» **REQUEST**: Reproduce the lines below word for word, without changing or leaving out anything.

-- begin DATA FOR THE TASK --

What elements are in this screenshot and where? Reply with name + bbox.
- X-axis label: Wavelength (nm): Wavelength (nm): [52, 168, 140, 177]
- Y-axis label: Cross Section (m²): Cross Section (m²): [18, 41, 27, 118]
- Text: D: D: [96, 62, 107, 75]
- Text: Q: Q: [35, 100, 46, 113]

-- end DATA FOR THE TASK --

» **EXPECTED OUTPUT**:
What elements are in this screenshot and where? Reply with name + bbox.
- X-axis label: Wavelength (nm): Wavelength (nm): [52, 168, 140, 177]
- Y-axis label: Cross Section (m²): Cross Section (m²): [18, 41, 27, 118]
- Text: D: D: [96, 62, 107, 75]
- Text: Q: Q: [35, 100, 46, 113]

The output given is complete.